__Given passage__
=-=-=-=-=
The Agony of Single Mothers

The Agony of Single Mothers.

The Agony of Single Mothers

No one sets out in life to be a single mother and be saddled with the sole responsibility of raising a child(ren) alone.

However, life sometimes throws at us, burdens that we are forced to take up, giving us very little or sometimes no choice.
These were the words of Wura Olaitan (pseudonym), a single mother of two kids who juggles between a day job as a fashion designer and a freelance writer at night for some organisations who require the services of a copywriter.
Being a single mother is tough, you get blamed by everyone; your family, your friends, society and sometimes the kids that you’re struggling to cater for, she stated with an unreadable expression.
People are quick to dismiss you as a vile bitter woman who couldn’t keep her marriage or a loose promiscuous woman who went ahead to have a child for a man out of wedlock.
=-=-=-=-=
__Records provided__
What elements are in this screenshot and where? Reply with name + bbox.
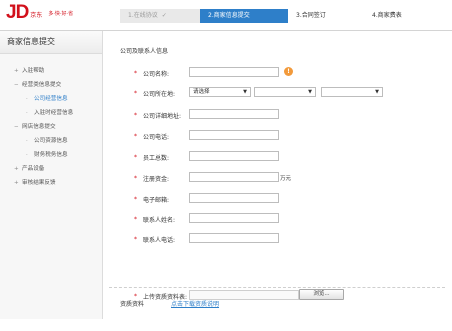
step-contract: 3.合同签订 <box>288 9 364 23</box>
sidebar-item-products[interactable]: + 产品设备 <box>0 162 102 176</box>
sidebar-nav: + 入驻帮助 − 经营类信息提交 · 公司经营信息 · 入驻时经营信息 − 网店信息提交 … <box>0 64 102 190</box>
logo-subtitle: 京东 <box>30 12 43 19</box>
logo-slogan: 多·快·好·省 <box>48 11 74 17</box>
row-company-address: * 公司详细地址: <box>103 109 452 121</box>
employee-count-input[interactable] <box>189 151 279 161</box>
email-input[interactable] <box>189 193 279 203</box>
company-name-input[interactable] <box>189 67 279 77</box>
sidebar-item-company-business[interactable]: · 公司经营信息 <box>0 92 102 106</box>
sidebar-item-review-feedback[interactable]: + 审核结果反馈 <box>0 176 102 190</box>
field-label: 注册资金: <box>143 176 170 183</box>
row-company-location: * 公司所在地: 请选择 ▼ ▼ ▼ <box>103 87 452 99</box>
field-label: 联系人电话: <box>143 237 176 244</box>
main-form: 公司及联系人信息 * 公司名称: ! * 公司所在地: 请选择 ▼ ▼ ▼ * 公… <box>103 31 452 319</box>
registered-capital-input[interactable] <box>189 172 279 182</box>
unit-label: 万元 <box>280 176 292 182</box>
row-registered-capital: * 注册资金: 万元 <box>103 172 452 184</box>
required-mark: * <box>134 112 137 119</box>
required-mark: * <box>134 216 137 223</box>
city-select[interactable]: ▼ <box>254 87 316 97</box>
sidebar-item-shop-info[interactable]: − 网店信息提交 <box>0 120 102 134</box>
dropdown-arrow-icon: ▼ <box>308 89 312 95</box>
required-mark: * <box>134 175 137 182</box>
collapse-icon: − <box>14 82 19 88</box>
section-divider <box>109 287 445 288</box>
required-mark: * <box>134 70 137 77</box>
bullet-icon: · <box>26 152 28 158</box>
step-merchant-info: 2.商家信息提交 <box>200 9 288 23</box>
row-upload <box>103 319 452 331</box>
sidebar-item-company-resources[interactable]: · 公司资源信息 <box>0 134 102 148</box>
bullet-icon: · <box>26 138 28 144</box>
expand-icon: + <box>14 68 19 74</box>
dropdown-arrow-icon: ▼ <box>375 89 379 95</box>
browse-button[interactable]: 浏览... <box>299 289 344 300</box>
required-mark: * <box>134 133 137 140</box>
expand-icon: + <box>14 166 19 172</box>
contact-name-input[interactable] <box>189 213 279 223</box>
sidebar-item-entry-business[interactable]: · 入驻时经营信息 <box>0 106 102 120</box>
province-select[interactable]: 请选择 ▼ <box>189 87 251 97</box>
sidebar-item-finance-tax[interactable]: · 财务税务信息 <box>0 148 102 162</box>
sidebar-item-business-info[interactable]: − 经营类信息提交 <box>0 78 102 92</box>
logo-text: JD <box>6 2 29 23</box>
jd-logo[interactable]: JD 京东 多·快·好·省 <box>6 3 73 23</box>
step-fee-table: 4.商家费表 <box>364 9 447 23</box>
sidebar: 商家信息提交 + 入驻帮助 − 经营类信息提交 · 公司经营信息 · 入驻时经营信息 −… <box>0 31 103 319</box>
district-select[interactable]: ▼ <box>321 87 383 97</box>
check-icon: ✓ <box>161 12 167 19</box>
field-label: 电子邮箱: <box>143 197 170 204</box>
field-label: 公司详细地址: <box>143 113 182 120</box>
section-title: 公司及联系人信息 <box>120 48 169 55</box>
row-contact-phone: * 联系人电话: <box>103 233 452 245</box>
field-label: 公司所在地: <box>143 91 176 98</box>
row-company-phone: * 公司电话: <box>103 130 452 142</box>
file-path-field[interactable] <box>189 290 299 300</box>
required-mark: * <box>134 154 137 161</box>
bullet-icon: · <box>26 110 28 116</box>
company-address-input[interactable] <box>189 109 279 119</box>
progress-steps: 1.在线协议 ✓ 2.商家信息提交 3.合同签订 4.商家费表 <box>120 9 447 23</box>
company-phone-input[interactable] <box>189 130 279 140</box>
required-mark: * <box>134 196 137 203</box>
expand-icon: + <box>14 180 19 186</box>
field-label: 联系人姓名: <box>143 217 176 224</box>
row-employee-count: * 员工总数: <box>103 151 452 163</box>
sidebar-title: 商家信息提交 <box>0 31 102 54</box>
dropdown-arrow-icon: ▼ <box>243 89 247 95</box>
collapse-icon: − <box>14 124 19 130</box>
warning-icon: ! <box>284 67 293 76</box>
page-header: JD 京东 多·快·好·省 1.在线协议 ✓ 2.商家信息提交 3.合同签订 4.… <box>0 0 452 30</box>
upload-row: * 上传资质资料表: 浏览... <box>103 289 452 304</box>
field-label: 员工总数: <box>143 155 170 162</box>
row-contact-name: * 联系人姓名: <box>103 213 452 225</box>
row-email: * 电子邮箱: <box>103 193 452 205</box>
contact-phone-input[interactable] <box>189 233 279 243</box>
field-label: 公司电话: <box>143 134 170 141</box>
required-mark: * <box>134 90 137 97</box>
field-label: 上传资质资料表: <box>143 294 188 301</box>
sidebar-item-help[interactable]: + 入驻帮助 <box>0 64 102 78</box>
row-company-name: * 公司名称: ! <box>103 67 452 79</box>
required-mark: * <box>134 236 137 243</box>
bullet-icon: · <box>26 96 28 102</box>
step-online-agreement: 1.在线协议 ✓ <box>120 9 200 23</box>
field-label: 公司名称: <box>143 71 170 78</box>
required-mark: * <box>134 293 137 300</box>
=-=-=-=-=
__Things to do__
a. In the passage on single mothers, what does Wura Olaitan do at night?
b. Transcribe the passage on single mothers, starting at the words "However, life sometimes" and stopping after the words "an unreadable expression.".

__Outputs for the tasks__
a. She works as a freelance writer for some organisations that require the services of a copywriter.

b.
However, life sometimes throws at us, burdens that we are forced to take up, giving us very little or sometimes no choice.
These were the words of Wura Olaitan (pseudonym), a single mother of two kids who juggles between a day job as a fashion designer and a freelance writer at night for some organisations who require the services of a copywriter.
Being a single mother is tough, you get blamed by everyone; your family, your friends, society and sometimes the kids that you’re struggling to cater for, she stated with an unreadable expression.